*WORK TO COMPLETE*
Reproduce the material exactly, omitting nothing.
#####
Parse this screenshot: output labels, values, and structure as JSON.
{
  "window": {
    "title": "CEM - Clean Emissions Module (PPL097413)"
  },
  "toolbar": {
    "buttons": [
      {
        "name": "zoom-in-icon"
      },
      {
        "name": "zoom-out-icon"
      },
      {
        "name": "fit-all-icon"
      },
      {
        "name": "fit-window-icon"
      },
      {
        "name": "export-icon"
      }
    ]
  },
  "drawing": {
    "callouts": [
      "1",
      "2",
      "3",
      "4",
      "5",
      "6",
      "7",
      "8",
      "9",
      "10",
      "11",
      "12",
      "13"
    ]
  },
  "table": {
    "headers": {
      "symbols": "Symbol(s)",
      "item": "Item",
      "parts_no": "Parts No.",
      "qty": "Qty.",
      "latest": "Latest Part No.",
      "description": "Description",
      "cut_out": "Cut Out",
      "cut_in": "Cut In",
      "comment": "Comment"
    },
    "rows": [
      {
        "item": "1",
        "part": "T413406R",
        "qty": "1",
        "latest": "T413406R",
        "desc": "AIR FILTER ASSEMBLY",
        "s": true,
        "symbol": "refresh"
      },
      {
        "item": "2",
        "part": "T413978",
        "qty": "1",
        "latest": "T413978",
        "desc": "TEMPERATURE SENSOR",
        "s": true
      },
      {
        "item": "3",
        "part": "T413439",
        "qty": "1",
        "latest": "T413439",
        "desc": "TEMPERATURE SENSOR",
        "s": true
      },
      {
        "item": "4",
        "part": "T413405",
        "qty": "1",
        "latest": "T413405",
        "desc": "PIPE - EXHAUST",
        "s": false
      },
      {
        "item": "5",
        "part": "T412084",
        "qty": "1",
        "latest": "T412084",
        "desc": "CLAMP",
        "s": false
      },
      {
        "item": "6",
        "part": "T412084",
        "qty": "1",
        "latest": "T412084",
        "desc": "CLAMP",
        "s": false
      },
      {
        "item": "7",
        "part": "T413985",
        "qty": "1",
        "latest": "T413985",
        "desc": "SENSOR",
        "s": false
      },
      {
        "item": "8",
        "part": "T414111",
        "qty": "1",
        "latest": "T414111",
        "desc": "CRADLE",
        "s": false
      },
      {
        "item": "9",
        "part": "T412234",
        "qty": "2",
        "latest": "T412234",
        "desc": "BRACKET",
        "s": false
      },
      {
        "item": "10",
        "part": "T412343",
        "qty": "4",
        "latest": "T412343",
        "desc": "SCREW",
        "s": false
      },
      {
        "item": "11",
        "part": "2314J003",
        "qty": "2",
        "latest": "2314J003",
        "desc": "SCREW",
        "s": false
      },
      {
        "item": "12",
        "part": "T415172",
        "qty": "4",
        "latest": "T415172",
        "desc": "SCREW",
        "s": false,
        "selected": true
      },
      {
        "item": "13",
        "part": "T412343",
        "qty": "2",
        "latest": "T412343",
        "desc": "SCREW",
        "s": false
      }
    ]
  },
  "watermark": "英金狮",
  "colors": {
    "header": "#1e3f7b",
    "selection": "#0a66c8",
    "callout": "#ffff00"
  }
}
#####
*PROBLEM SOLUTION*
Parse this screenshot: output labels, values, and structure as JSON.
{
  "window": {
    "title": "CEM - Clean Emissions Module (PPL097413)"
  },
  "toolbar": {
    "buttons": [
      {
        "name": "zoom-in-icon"
      },
      {
        "name": "zoom-out-icon"
      },
      {
        "name": "fit-all-icon"
      },
      {
        "name": "fit-window-icon"
      },
      {
        "name": "export-icon"
      }
    ]
  },
  "drawing": {
    "callouts": [
      "1",
      "2",
      "3",
      "4",
      "5",
      "6",
      "7",
      "8",
      "9",
      "10",
      "11",
      "12",
      "13"
    ]
  },
  "table": {
    "headers": {
      "symbols": "Symbol(s)",
      "item": "Item",
      "parts_no": "Parts No.",
      "qty": "Qty.",
      "latest": "Latest Part No.",
      "description": "Description",
      "cut_out": "Cut Out",
      "cut_in": "Cut In",
      "comment": "Comment"
    },
    "rows": [
      {
        "item": "1",
        "part": "T413406R",
        "qty": "1",
        "latest": "T413406R",
        "desc": "AIR FILTER ASSEMBLY",
        "s": true,
        "symbol": "refresh"
      },
      {
        "item": "2",
        "part": "T413978",
        "qty": "1",
        "latest": "T413978",
        "desc": "TEMPERATURE SENSOR",
        "s": true
      },
      {
        "item": "3",
        "part": "T413439",
        "qty": "1",
        "latest": "T413439",
        "desc": "TEMPERATURE SENSOR",
        "s": true
      },
      {
        "item": "4",
        "part": "T413405",
        "qty": "1",
        "latest": "T413405",
        "desc": "PIPE - EXHAUST",
        "s": false
      },
      {
        "item": "5",
        "part": "T412084",
        "qty": "1",
        "latest": "T412084",
        "desc": "CLAMP",
        "s": false
      },
      {
        "item": "6",
        "part": "T412084",
        "qty": "1",
        "latest": "T412084",
        "desc": "CLAMP",
        "s": false
      },
      {
        "item": "7",
        "part": "T413985",
        "qty": "1",
        "latest": "T413985",
        "desc": "SENSOR",
        "s": false
      },
      {
        "item": "8",
        "part": "T414111",
        "qty": "1",
        "latest": "T414111",
        "desc": "CRADLE",
        "s": false
      },
      {
        "item": "9",
        "part": "T412234",
        "qty": "2",
        "latest": "T412234",
        "desc": "BRACKET",
        "s": false
      },
      {
        "item": "10",
        "part": "T412343",
        "qty": "4",
        "latest": "T412343",
        "desc": "SCREW",
        "s": false
      },
      {
        "item": "11",
        "part": "2314J003",
        "qty": "2",
        "latest": "2314J003",
        "desc": "SCREW",
        "s": false
      },
      {
        "item": "12",
        "part": "T415172",
        "qty": "4",
        "latest": "T415172",
        "desc": "SCREW",
        "s": false,
        "selected": true
      },
      {
        "item": "13",
        "part": "T412343",
        "qty": "2",
        "latest": "T412343",
        "desc": "SCREW",
        "s": false
      }
    ]
  },
  "watermark": "英金狮",
  "colors": {
    "header": "#1e3f7b",
    "selection": "#0a66c8",
    "callout": "#ffff00"
  }
}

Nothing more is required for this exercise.